Data extracts:
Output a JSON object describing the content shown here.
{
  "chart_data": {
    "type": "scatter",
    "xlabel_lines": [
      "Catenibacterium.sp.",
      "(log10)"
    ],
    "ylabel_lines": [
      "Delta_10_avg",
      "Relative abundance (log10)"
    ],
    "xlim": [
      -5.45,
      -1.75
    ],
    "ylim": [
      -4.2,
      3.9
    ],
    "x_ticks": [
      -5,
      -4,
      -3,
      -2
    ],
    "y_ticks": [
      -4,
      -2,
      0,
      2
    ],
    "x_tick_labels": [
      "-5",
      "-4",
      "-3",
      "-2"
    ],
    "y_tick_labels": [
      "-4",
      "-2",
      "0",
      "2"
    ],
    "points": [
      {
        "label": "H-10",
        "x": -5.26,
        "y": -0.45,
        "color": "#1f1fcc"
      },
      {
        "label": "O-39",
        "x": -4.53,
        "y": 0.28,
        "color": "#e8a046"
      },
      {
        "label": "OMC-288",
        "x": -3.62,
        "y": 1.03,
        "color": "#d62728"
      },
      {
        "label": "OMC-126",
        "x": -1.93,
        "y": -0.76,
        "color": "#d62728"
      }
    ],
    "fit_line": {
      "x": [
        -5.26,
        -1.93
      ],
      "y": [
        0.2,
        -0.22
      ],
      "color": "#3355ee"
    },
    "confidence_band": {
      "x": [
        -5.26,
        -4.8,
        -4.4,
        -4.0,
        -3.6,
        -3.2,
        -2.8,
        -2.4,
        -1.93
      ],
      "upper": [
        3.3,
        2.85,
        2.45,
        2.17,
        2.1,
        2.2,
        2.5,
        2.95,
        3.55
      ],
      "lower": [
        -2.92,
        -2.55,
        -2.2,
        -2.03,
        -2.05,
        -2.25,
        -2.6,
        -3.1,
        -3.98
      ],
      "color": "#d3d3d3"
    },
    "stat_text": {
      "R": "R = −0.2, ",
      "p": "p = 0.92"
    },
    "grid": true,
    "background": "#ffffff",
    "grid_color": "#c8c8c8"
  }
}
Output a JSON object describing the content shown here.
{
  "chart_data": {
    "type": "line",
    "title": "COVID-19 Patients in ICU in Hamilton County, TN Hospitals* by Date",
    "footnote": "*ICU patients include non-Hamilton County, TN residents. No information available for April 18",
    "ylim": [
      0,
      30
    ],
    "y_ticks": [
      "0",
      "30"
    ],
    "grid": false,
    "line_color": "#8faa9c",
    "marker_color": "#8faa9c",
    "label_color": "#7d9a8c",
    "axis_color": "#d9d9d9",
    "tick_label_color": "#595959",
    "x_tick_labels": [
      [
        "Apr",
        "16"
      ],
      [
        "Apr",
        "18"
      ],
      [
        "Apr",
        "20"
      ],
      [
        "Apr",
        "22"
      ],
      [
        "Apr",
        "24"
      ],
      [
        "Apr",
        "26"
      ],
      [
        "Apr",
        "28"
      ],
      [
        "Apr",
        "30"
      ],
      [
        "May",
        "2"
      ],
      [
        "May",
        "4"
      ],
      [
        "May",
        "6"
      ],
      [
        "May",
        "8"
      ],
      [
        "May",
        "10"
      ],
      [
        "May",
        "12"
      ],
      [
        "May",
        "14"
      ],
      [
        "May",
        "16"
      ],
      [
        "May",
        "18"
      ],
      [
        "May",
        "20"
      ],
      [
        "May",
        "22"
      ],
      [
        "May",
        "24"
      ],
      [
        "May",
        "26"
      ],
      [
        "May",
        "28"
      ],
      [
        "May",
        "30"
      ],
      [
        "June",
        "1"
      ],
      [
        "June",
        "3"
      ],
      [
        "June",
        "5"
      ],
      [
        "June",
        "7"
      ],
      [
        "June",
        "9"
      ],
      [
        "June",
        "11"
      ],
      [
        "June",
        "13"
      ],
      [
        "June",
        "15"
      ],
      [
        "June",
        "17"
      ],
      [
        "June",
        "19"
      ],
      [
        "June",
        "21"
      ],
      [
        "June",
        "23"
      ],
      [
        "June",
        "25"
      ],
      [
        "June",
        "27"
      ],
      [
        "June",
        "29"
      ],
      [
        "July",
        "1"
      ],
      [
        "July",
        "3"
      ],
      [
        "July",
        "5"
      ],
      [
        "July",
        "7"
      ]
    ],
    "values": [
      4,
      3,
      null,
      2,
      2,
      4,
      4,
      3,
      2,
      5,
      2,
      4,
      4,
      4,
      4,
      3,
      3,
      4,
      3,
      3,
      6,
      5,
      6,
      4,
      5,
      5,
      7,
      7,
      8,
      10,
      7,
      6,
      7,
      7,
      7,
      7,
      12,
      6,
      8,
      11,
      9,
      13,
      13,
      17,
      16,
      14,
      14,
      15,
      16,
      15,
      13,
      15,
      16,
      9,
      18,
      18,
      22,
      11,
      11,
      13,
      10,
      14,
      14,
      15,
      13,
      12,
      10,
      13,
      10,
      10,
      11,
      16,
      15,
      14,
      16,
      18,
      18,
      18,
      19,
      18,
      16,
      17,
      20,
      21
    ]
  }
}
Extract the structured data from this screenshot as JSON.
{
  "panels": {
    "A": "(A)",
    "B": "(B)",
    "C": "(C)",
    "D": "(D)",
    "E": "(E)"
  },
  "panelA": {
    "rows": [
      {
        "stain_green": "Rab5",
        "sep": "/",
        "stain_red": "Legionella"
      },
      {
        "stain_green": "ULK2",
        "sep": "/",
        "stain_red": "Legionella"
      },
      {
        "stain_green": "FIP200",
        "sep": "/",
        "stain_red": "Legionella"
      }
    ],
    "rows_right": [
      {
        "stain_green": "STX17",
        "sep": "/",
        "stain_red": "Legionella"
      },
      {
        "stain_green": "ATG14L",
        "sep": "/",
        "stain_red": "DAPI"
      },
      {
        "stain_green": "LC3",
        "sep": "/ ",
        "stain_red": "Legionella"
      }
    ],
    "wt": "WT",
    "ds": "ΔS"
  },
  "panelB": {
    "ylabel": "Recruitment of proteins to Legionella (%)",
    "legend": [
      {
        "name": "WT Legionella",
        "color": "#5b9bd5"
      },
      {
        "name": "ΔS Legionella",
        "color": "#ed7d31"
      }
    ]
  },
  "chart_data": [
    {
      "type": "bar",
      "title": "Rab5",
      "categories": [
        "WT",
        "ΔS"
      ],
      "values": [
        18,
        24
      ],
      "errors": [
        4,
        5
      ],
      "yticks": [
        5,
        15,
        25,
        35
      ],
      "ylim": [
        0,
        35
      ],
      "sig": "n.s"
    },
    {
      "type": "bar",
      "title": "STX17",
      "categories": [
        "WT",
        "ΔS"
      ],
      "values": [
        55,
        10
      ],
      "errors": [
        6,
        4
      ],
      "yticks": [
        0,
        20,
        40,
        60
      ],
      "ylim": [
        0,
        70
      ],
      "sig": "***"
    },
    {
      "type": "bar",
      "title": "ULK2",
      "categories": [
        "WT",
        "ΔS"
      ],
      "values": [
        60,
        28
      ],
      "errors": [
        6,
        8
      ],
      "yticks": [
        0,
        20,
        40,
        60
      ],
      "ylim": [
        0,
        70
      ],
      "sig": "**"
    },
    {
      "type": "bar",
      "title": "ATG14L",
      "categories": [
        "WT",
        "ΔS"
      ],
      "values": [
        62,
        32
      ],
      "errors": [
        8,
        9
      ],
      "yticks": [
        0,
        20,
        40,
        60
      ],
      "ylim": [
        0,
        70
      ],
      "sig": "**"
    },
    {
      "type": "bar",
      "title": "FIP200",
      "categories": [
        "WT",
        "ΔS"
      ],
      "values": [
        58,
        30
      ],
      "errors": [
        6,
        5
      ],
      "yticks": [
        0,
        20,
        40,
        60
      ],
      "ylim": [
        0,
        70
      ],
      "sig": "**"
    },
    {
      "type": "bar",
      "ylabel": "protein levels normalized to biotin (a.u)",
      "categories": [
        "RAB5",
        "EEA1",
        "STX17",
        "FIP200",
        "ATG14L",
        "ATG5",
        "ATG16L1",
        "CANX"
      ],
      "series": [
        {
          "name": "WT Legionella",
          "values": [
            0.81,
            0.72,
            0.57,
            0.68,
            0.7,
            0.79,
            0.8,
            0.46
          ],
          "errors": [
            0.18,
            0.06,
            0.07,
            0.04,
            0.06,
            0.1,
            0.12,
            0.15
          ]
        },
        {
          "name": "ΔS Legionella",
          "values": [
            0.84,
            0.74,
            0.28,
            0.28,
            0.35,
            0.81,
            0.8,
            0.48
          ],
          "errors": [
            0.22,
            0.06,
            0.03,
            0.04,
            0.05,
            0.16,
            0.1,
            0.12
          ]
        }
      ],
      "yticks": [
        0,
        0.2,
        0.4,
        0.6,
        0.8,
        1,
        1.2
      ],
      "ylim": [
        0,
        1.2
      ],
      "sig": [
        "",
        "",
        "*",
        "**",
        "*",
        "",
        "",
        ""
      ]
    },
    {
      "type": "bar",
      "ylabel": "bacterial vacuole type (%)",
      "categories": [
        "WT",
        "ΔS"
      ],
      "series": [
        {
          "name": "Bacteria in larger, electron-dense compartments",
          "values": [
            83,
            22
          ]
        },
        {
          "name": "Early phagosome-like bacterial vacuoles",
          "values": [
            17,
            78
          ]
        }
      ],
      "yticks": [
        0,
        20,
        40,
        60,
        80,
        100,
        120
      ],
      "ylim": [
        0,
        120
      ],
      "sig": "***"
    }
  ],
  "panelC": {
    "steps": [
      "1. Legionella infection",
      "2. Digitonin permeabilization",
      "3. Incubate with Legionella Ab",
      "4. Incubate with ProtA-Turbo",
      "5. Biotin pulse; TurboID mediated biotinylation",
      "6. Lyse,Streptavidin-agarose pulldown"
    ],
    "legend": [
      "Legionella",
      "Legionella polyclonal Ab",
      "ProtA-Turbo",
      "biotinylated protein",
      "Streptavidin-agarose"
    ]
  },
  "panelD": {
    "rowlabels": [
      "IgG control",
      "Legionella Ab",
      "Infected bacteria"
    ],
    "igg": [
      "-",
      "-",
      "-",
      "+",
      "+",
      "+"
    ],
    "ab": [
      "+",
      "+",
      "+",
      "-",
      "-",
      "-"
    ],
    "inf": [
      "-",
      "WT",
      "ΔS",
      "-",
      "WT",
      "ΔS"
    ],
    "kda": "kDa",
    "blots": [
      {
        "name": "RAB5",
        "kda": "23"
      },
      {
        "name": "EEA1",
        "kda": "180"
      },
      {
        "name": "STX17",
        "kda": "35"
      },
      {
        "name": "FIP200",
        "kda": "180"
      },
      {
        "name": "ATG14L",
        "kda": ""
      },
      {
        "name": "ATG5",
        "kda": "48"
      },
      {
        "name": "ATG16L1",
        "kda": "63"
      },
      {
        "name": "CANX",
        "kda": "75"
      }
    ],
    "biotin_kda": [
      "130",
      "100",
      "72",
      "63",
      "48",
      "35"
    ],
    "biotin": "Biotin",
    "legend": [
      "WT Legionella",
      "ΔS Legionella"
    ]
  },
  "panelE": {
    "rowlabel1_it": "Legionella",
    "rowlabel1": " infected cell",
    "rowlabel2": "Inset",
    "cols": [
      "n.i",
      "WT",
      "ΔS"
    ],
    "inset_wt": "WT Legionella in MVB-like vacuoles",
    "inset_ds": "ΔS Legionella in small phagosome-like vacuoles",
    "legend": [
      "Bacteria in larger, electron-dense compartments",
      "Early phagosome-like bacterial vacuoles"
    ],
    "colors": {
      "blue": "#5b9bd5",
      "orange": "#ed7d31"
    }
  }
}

Activity: All lines above that include the word "vacuoles" should be located and copied.

Exercise solution:
          "name": "Early phagosome-like bacterial vacuoles",
    "inset_wt": "WT Legionella in MVB-like vacuoles",
    "inset_ds": "ΔS Legionella in small phagosome-like vacuoles",
      "Early phagosome-like bacterial vacuoles"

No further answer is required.